[RECORDS TO PROCESS start]

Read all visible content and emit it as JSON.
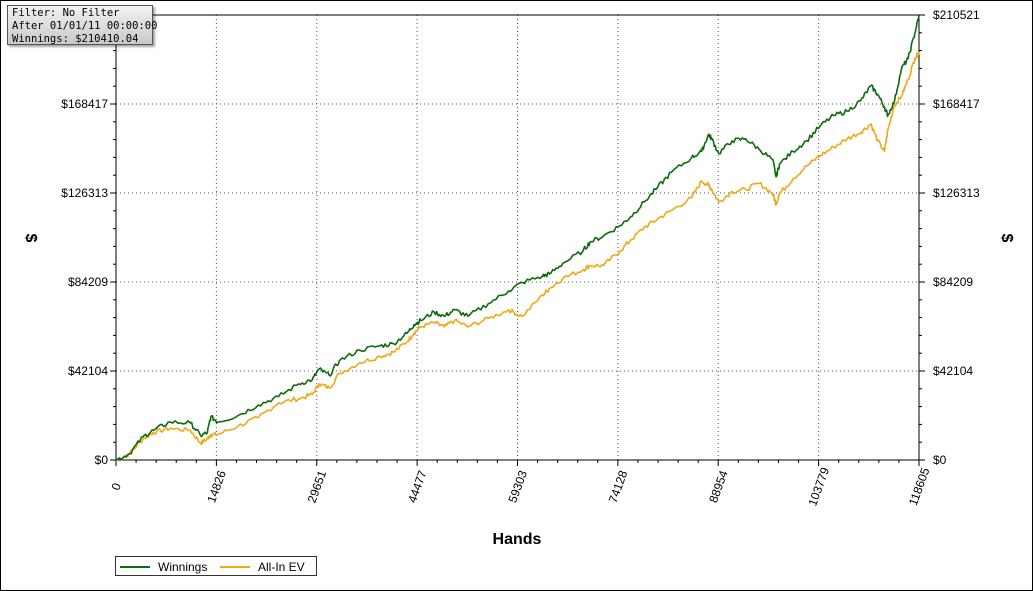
{
  "info": {
    "filter": "Filter: No Filter",
    "after": "After 01/01/11 00:00:00",
    "winnings": "Winnings: $210410.04"
  },
  "colors": {
    "winnings": "#0d6b0d",
    "allin_ev": "#f0a818",
    "grid": "#555555",
    "axis": "#000000"
  },
  "chart_data": {
    "type": "line",
    "xlabel": "Hands",
    "ylabel": "$",
    "xlim": [
      0,
      118605
    ],
    "ylim": [
      0,
      210521
    ],
    "x_ticks": [
      0,
      14826,
      29651,
      44477,
      59303,
      74128,
      88954,
      103779,
      118605
    ],
    "x_tick_labels": [
      "0",
      "14826",
      "29651",
      "44477",
      "59303",
      "74128",
      "88954",
      "103779",
      "118605"
    ],
    "y_ticks": [
      0,
      42104,
      84209,
      126313,
      168417,
      210521
    ],
    "y_tick_labels": [
      "$0",
      "$42104",
      "$84209",
      "$126313",
      "$168417",
      "$210521"
    ],
    "grid": true,
    "legend_position": "bottom-left",
    "series": [
      {
        "name": "Winnings",
        "x": [
          0,
          2000,
          4000,
          5500,
          8000,
          11000,
          12500,
          13500,
          14000,
          15000,
          18000,
          21000,
          24000,
          27000,
          29000,
          30000,
          31500,
          33000,
          36000,
          39000,
          41000,
          43000,
          44000,
          45000,
          47000,
          48500,
          50000,
          52000,
          55000,
          58000,
          60000,
          63000,
          64000,
          66000,
          69000,
          70000,
          72000,
          74500,
          76000,
          78000,
          80000,
          82000,
          85000,
          86500,
          87500,
          88000,
          89000,
          91000,
          93000,
          95000,
          97000,
          97500,
          98000,
          100000,
          102000,
          104000,
          106000,
          108000,
          110000,
          111500,
          112500,
          113500,
          114000,
          115000,
          116000,
          117000,
          118000,
          118605
        ],
        "y": [
          0,
          3000,
          11000,
          14000,
          18000,
          17500,
          11500,
          13000,
          20500,
          18000,
          21000,
          26000,
          30000,
          36000,
          38000,
          43000,
          40000,
          47000,
          52000,
          54000,
          55000,
          60000,
          64000,
          66000,
          70000,
          68000,
          71000,
          68000,
          74000,
          80000,
          84000,
          87000,
          88000,
          93000,
          99000,
          103000,
          106000,
          111000,
          115000,
          122000,
          129000,
          136000,
          143000,
          146000,
          154000,
          152000,
          145000,
          151000,
          152000,
          147000,
          142000,
          134000,
          140000,
          146000,
          151000,
          158000,
          163000,
          165000,
          170000,
          177000,
          173000,
          167000,
          163000,
          170000,
          185000,
          190000,
          202000,
          210410
        ]
      },
      {
        "name": "All-In EV",
        "x": [
          0,
          2000,
          4000,
          5500,
          8000,
          11000,
          12500,
          13500,
          14000,
          15000,
          18000,
          21000,
          24000,
          27000,
          29000,
          30000,
          31500,
          33000,
          36000,
          39000,
          41000,
          43000,
          44000,
          45000,
          47000,
          48500,
          50000,
          52000,
          55000,
          58000,
          60000,
          63000,
          64000,
          66000,
          69000,
          70000,
          72000,
          74500,
          76000,
          78000,
          80000,
          82000,
          85000,
          86500,
          87500,
          88000,
          89000,
          91000,
          93000,
          95000,
          97000,
          97500,
          98000,
          100000,
          102000,
          104000,
          106000,
          108000,
          110000,
          111500,
          112500,
          113500,
          114000,
          115000,
          116000,
          117000,
          118000,
          118605
        ],
        "y": [
          0,
          3000,
          10000,
          13000,
          15000,
          14000,
          8000,
          10000,
          12000,
          12000,
          16000,
          20000,
          27000,
          29000,
          31000,
          36000,
          34000,
          41000,
          46000,
          49000,
          51000,
          56000,
          60000,
          63000,
          65000,
          63000,
          66000,
          63000,
          67000,
          71000,
          68000,
          78000,
          81000,
          86000,
          90000,
          92000,
          92000,
          99000,
          104000,
          110000,
          114000,
          118000,
          124000,
          132000,
          130000,
          128000,
          122000,
          127000,
          128000,
          131000,
          126000,
          121000,
          126000,
          133000,
          139000,
          144000,
          148000,
          152000,
          155000,
          159000,
          151000,
          146000,
          156000,
          168000,
          172000,
          180000,
          190000,
          193000
        ]
      }
    ]
  },
  "legend": [
    {
      "label": "Winnings"
    },
    {
      "label": "All-In EV"
    }
  ]
}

[RECORDS TO PROCESS end]

→ REQUEST:
Pictures excluded, quote all the data above exactly.

→ RESULT OF THIS EXERCISE:
Read all visible content and emit it as JSON.
{
  "info": {
    "filter": "Filter: No Filter",
    "after": "After 01/01/11 00:00:00",
    "winnings": "Winnings: $210410.04"
  },
  "colors": {
    "winnings": "#0d6b0d",
    "allin_ev": "#f0a818",
    "grid": "#555555",
    "axis": "#000000"
  },
  "chart_data": {
    "type": "line",
    "xlabel": "Hands",
    "ylabel": "$",
    "xlim": [
      0,
      118605
    ],
    "ylim": [
      0,
      210521
    ],
    "x_ticks": [
      0,
      14826,
      29651,
      44477,
      59303,
      74128,
      88954,
      103779,
      118605
    ],
    "x_tick_labels": [
      "0",
      "14826",
      "29651",
      "44477",
      "59303",
      "74128",
      "88954",
      "103779",
      "118605"
    ],
    "y_ticks": [
      0,
      42104,
      84209,
      126313,
      168417,
      210521
    ],
    "y_tick_labels": [
      "$0",
      "$42104",
      "$84209",
      "$126313",
      "$168417",
      "$210521"
    ],
    "grid": true,
    "legend_position": "bottom-left",
    "series": [
      {
        "name": "Winnings",
        "x": [
          0,
          2000,
          4000,
          5500,
          8000,
          11000,
          12500,
          13500,
          14000,
          15000,
          18000,
          21000,
          24000,
          27000,
          29000,
          30000,
          31500,
          33000,
          36000,
          39000,
          41000,
          43000,
          44000,
          45000,
          47000,
          48500,
          50000,
          52000,
          55000,
          58000,
          60000,
          63000,
          64000,
          66000,
          69000,
          70000,
          72000,
          74500,
          76000,
          78000,
          80000,
          82000,
          85000,
          86500,
          87500,
          88000,
          89000,
          91000,
          93000,
          95000,
          97000,
          97500,
          98000,
          100000,
          102000,
          104000,
          106000,
          108000,
          110000,
          111500,
          112500,
          113500,
          114000,
          115000,
          116000,
          117000,
          118000,
          118605
        ],
        "y": [
          0,
          3000,
          11000,
          14000,
          18000,
          17500,
          11500,
          13000,
          20500,
          18000,
          21000,
          26000,
          30000,
          36000,
          38000,
          43000,
          40000,
          47000,
          52000,
          54000,
          55000,
          60000,
          64000,
          66000,
          70000,
          68000,
          71000,
          68000,
          74000,
          80000,
          84000,
          87000,
          88000,
          93000,
          99000,
          103000,
          106000,
          111000,
          115000,
          122000,
          129000,
          136000,
          143000,
          146000,
          154000,
          152000,
          145000,
          151000,
          152000,
          147000,
          142000,
          134000,
          140000,
          146000,
          151000,
          158000,
          163000,
          165000,
          170000,
          177000,
          173000,
          167000,
          163000,
          170000,
          185000,
          190000,
          202000,
          210410
        ]
      },
      {
        "name": "All-In EV",
        "x": [
          0,
          2000,
          4000,
          5500,
          8000,
          11000,
          12500,
          13500,
          14000,
          15000,
          18000,
          21000,
          24000,
          27000,
          29000,
          30000,
          31500,
          33000,
          36000,
          39000,
          41000,
          43000,
          44000,
          45000,
          47000,
          48500,
          50000,
          52000,
          55000,
          58000,
          60000,
          63000,
          64000,
          66000,
          69000,
          70000,
          72000,
          74500,
          76000,
          78000,
          80000,
          82000,
          85000,
          86500,
          87500,
          88000,
          89000,
          91000,
          93000,
          95000,
          97000,
          97500,
          98000,
          100000,
          102000,
          104000,
          106000,
          108000,
          110000,
          111500,
          112500,
          113500,
          114000,
          115000,
          116000,
          117000,
          118000,
          118605
        ],
        "y": [
          0,
          3000,
          10000,
          13000,
          15000,
          14000,
          8000,
          10000,
          12000,
          12000,
          16000,
          20000,
          27000,
          29000,
          31000,
          36000,
          34000,
          41000,
          46000,
          49000,
          51000,
          56000,
          60000,
          63000,
          65000,
          63000,
          66000,
          63000,
          67000,
          71000,
          68000,
          78000,
          81000,
          86000,
          90000,
          92000,
          92000,
          99000,
          104000,
          110000,
          114000,
          118000,
          124000,
          132000,
          130000,
          128000,
          122000,
          127000,
          128000,
          131000,
          126000,
          121000,
          126000,
          133000,
          139000,
          144000,
          148000,
          152000,
          155000,
          159000,
          151000,
          146000,
          156000,
          168000,
          172000,
          180000,
          190000,
          193000
        ]
      }
    ]
  },
  "legend": [
    {
      "label": "Winnings"
    },
    {
      "label": "All-In EV"
    }
  ]
}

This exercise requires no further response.